EXERCISE PROMPT
Copy out every line in the entries below that includes "Beweglichkeit".

ENTRIES

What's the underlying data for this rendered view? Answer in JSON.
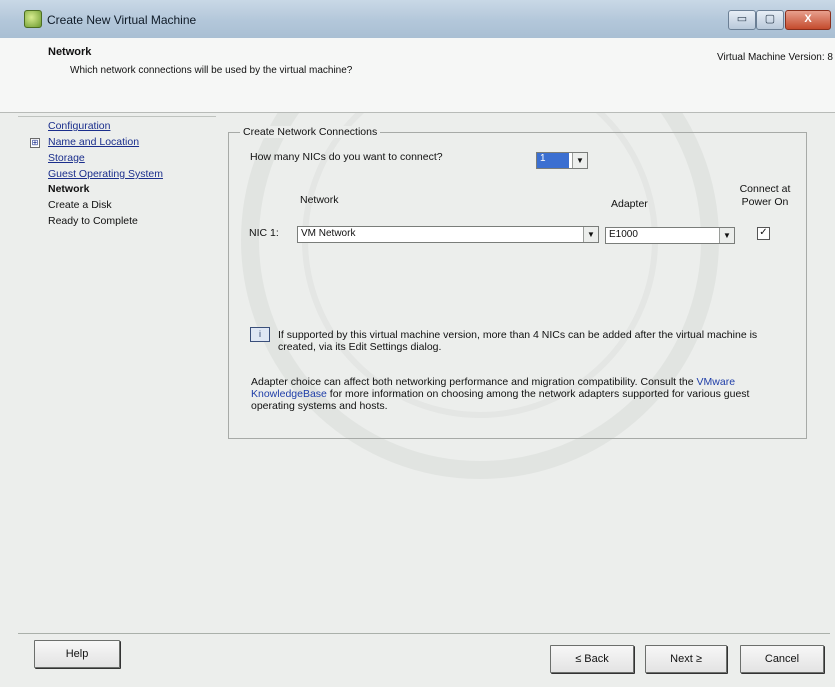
{
  "window": {
    "title": "Create New Virtual Machine",
    "app_icon": "vsphere-icon",
    "controls": {
      "minimize": "▭",
      "maximize": "▢",
      "close": "X"
    }
  },
  "header": {
    "title": "Network",
    "subtitle": "Which network connections will be used by the virtual machine?",
    "version": "Virtual Machine Version: 8"
  },
  "sidebar": {
    "items": [
      {
        "label": "Configuration",
        "state": "link"
      },
      {
        "label": "Name and Location",
        "state": "link",
        "expander": "⊞"
      },
      {
        "label": "Storage",
        "state": "link"
      },
      {
        "label": "Guest Operating System",
        "state": "link"
      },
      {
        "label": "Network",
        "state": "current"
      },
      {
        "label": "Create a Disk",
        "state": "pending"
      },
      {
        "label": "Ready to Complete",
        "state": "pending"
      }
    ]
  },
  "group": {
    "legend": "Create Network Connections",
    "nic_count_question": "How many NICs do you want to connect?",
    "nic_count_value": "1",
    "col_network": "Network",
    "col_adapter": "Adapter",
    "col_connect": "Connect at Power On",
    "nic1_label": "NIC 1:",
    "nic1_network": "VM Network",
    "nic1_adapter": "E1000",
    "nic1_connect": true,
    "connect_check": "✓",
    "info_text": "If supported by this virtual machine version, more than 4 NICs can be added after the virtual machine is created, via its Edit Settings dialog.",
    "note_before": "Adapter choice can affect both networking performance and migration compatibility. Consult the ",
    "note_link": "VMware KnowledgeBase",
    "note_after": " for more information on choosing among the network adapters supported for various guest operating systems and hosts."
  },
  "footer": {
    "help": "Help",
    "back": "≤ Back",
    "next": "Next ≥",
    "cancel": "Cancel"
  },
  "colors": {
    "accent": "#3b6fd1",
    "link": "#1a2e8c",
    "titlebar": "#b3c7da"
  }
}
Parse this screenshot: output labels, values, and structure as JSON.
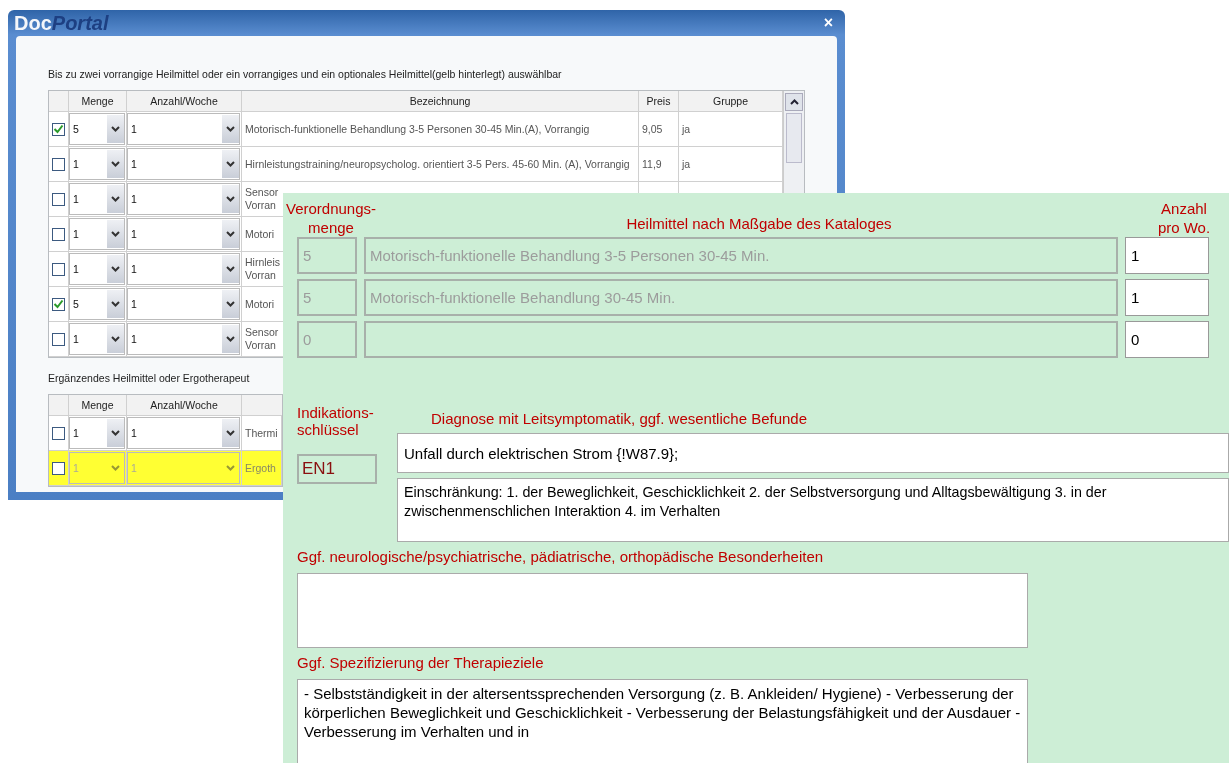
{
  "back_window": {
    "logo": {
      "part_1": "Doc",
      "part_2": "Portal"
    },
    "close": "×",
    "instruction": "Bis zu zwei vorrangige Heilmittel oder ein vorrangiges und ein optionales Heilmittel(gelb hinterlegt) auswählbar",
    "main_table": {
      "columns": [
        "Menge",
        "Anzahl/Woche",
        "Bezeichnung",
        "Preis",
        "Gruppe"
      ],
      "rows": [
        {
          "kind": "full",
          "checked": true,
          "menge": "5",
          "anzahl": "1",
          "bezeichnung": "Motorisch-funktionelle Behandlung 3-5 Personen 30-45 Min.(A), Vorrangig",
          "preis": "9,05",
          "gruppe": "ja"
        },
        {
          "kind": "full",
          "checked": false,
          "menge": "1",
          "anzahl": "1",
          "bezeichnung": "Hirnleistungstraining/neuropsycholog. orientiert  3-5 Pers. 45-60 Min. (A), Vorrangig",
          "preis": "11,9",
          "gruppe": "ja"
        },
        {
          "kind": "covered",
          "checked": false,
          "menge": "1",
          "anzahl": "1",
          "bezeichnung": "Sensor Vorran"
        },
        {
          "kind": "covered",
          "checked": false,
          "menge": "1",
          "anzahl": "1",
          "bezeichnung": "Motori"
        },
        {
          "kind": "covered",
          "checked": false,
          "menge": "1",
          "anzahl": "1",
          "bezeichnung": "Hirnleis Vorran"
        },
        {
          "kind": "covered",
          "checked": true,
          "menge": "5",
          "anzahl": "1",
          "bezeichnung": "Motori"
        },
        {
          "kind": "covered",
          "checked": false,
          "menge": "1",
          "anzahl": "1",
          "bezeichnung": "Sensor Vorran"
        }
      ]
    },
    "supplement_label": "Ergänzendes Heilmittel oder Ergotherapeut",
    "supplement_table": {
      "columns": [
        "Menge",
        "Anzahl/Woche"
      ],
      "rows": [
        {
          "checked": false,
          "optional": false,
          "menge": "1",
          "anzahl": "1",
          "bezeichnung": "Thermi"
        },
        {
          "checked": false,
          "optional": true,
          "menge": "1",
          "anzahl": "1",
          "bezeichnung": "Ergoth"
        }
      ]
    }
  },
  "front_panel": {
    "header": {
      "quantity": [
        "Verordnungs-",
        "menge"
      ],
      "remedy": "Heilmittel nach Maßgabe des Kataloges",
      "per_week": [
        "Anzahl",
        "pro Wo."
      ]
    },
    "remedies": [
      {
        "quantity": "5",
        "name": "Motorisch-funktionelle Behandlung 3-5 Personen 30-45 Min.",
        "per_week": "1"
      },
      {
        "quantity": "5",
        "name": "Motorisch-funktionelle Behandlung 30-45 Min.",
        "per_week": "1"
      },
      {
        "quantity": "0",
        "per_week": "0"
      }
    ],
    "indication_label": [
      "Indikations-",
      "schlüssel"
    ],
    "indication_key": "EN1",
    "diagnosis_label": "Diagnose mit Leitsymptomatik, ggf. wesentliche Befunde",
    "diagnosis": [
      "Unfall durch elektrischen Strom {!W87.9};",
      "Einschränkung: 1. der Beweglichkeit, Geschicklichkeit 2. der Selbstversorgung und Alltagsbewältigung 3. in der zwischenmenschlichen Interaktion 4. im Verhalten"
    ],
    "special_label": "Ggf. neurologische/psychiatrische, pädiatrische, orthopädische Besonderheiten",
    "goals_label": "Ggf. Spezifizierung der Therapieziele",
    "goals": "- Selbstständigkeit in der altersentssprechenden Versorgung (z. B. Ankleiden/ Hygiene) - Verbesserung der körperlichen Beweglichkeit und Geschicklichkeit - Verbesserung der Belastungsfähigkeit und der Ausdauer - Verbesserung im Verhalten und in"
  }
}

FULL SOLUTION
      "Einschränkung: 1. der Beweglichkeit, Geschicklichkeit 2. der Selbstversorgung und Alltagsbewältigung 3. in der zwischenmenschlichen Interaktion 4. im Verhalten"
    "goals": "- Selbstständigkeit in der altersentssprechenden Versorgung (z. B. Ankleiden/ Hygiene) - Verbesserung der körperlichen Beweglichkeit und Geschicklichkeit - Verbesserung der Belastungsfähigkeit und der Ausdauer - Verbesserung im Verhalten und in"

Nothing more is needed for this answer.